§ Set task: Leaving out all images, write out the records that follow exactly.

§ Raw data:
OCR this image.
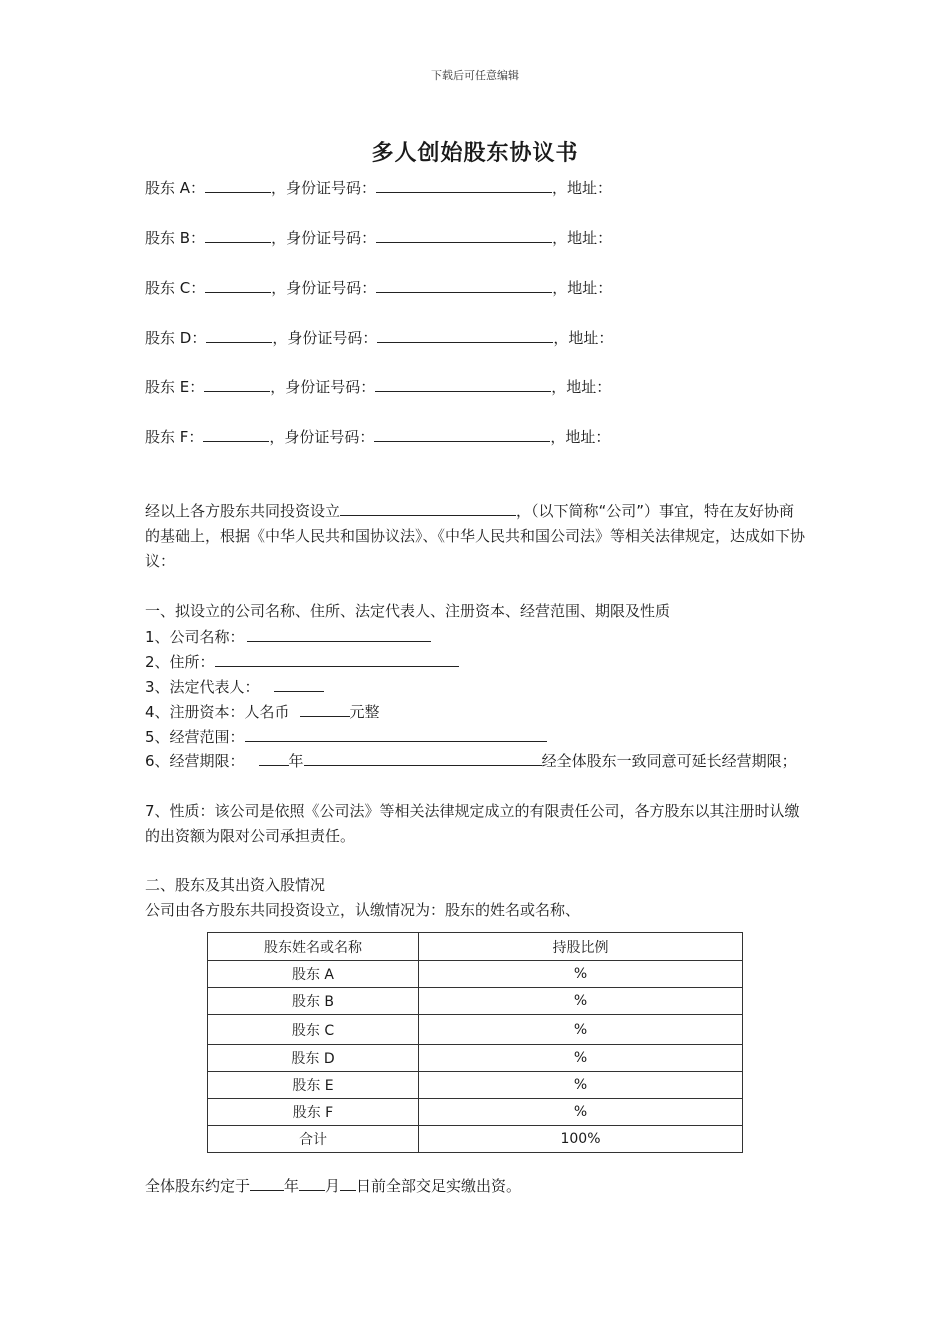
下载后可任意编辑
多人创始股东协议书
股东 A：	，身份证号码：	，地址：
股东 B：	，身份证号码：	，地址：
股东 C：	，身份证号码：	，地址：
股东 D：	，身份证号码：	，地址：
股东 E：	，身份证号码：	，地址：
股东 F：	，身份证号码：	，地址：
经以上各方股东共同投资设立	，（以下简称“公司”）事宜，特在友好协商的基础上，根据《中华人民共和国协议法》、《中华人民共和国公司法》等相关法律规定，达成如下协议：
一、拟设立的公司名称、住所、法定代表人、注册资本、经营范围、期限及性质
1、公司名称：
2、住所：
3、法定代表人：
4、注册资本：人名币	元整
5、经营范围：
6、经营期限：	年	经全体股东一致同意可延长经营期限；
7、性质：该公司是依照《公司法》等相关法律规定成立的有限责任公司，各方股东以其注册时认缴的出资额为限对公司承担责任。
二、股东及其出资入股情况
公司由各方股东共同投资设立，认缴情况为：股东的姓名或名称、
股东姓名或名称	持股比例
股东 A	%
股东 B	%
股东 C	%
股东 D	%
股东 E	%
股东 F	%
合计	100%
全体股东约定于 年 月 日前全部交足实缴出资。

§ Expected answer:
OCR this image.
下载后可任意编辑
多人创始股东协议书
股东 A：	，身份证号码：	，地址：
股东 B：	，身份证号码：	，地址：
股东 C：	，身份证号码：	，地址：
股东 D：	，身份证号码：	，地址：
股东 E：	，身份证号码：	，地址：
股东 F：	，身份证号码：	，地址：
经以上各方股东共同投资设立	，（以下简称“公司”）事宜，特在友好协商的基础上，根据《中华人民共和国协议法》、《中华人民共和国公司法》等相关法律规定，达成如下协议：
一、拟设立的公司名称、住所、法定代表人、注册资本、经营范围、期限及性质
1、公司名称：
2、住所：
3、法定代表人：
4、注册资本：人名币	元整
5、经营范围：
6、经营期限：	年	经全体股东一致同意可延长经营期限；
7、性质：该公司是依照《公司法》等相关法律规定成立的有限责任公司，各方股东以其注册时认缴的出资额为限对公司承担责任。
二、股东及其出资入股情况
公司由各方股东共同投资设立，认缴情况为：股东的姓名或名称、
股东姓名或名称	持股比例
股东 A	%
股东 B	%
股东 C	%
股东 D	%
股东 E	%
股东 F	%
合计	100%
全体股东约定于 年 月 日前全部交足实缴出资。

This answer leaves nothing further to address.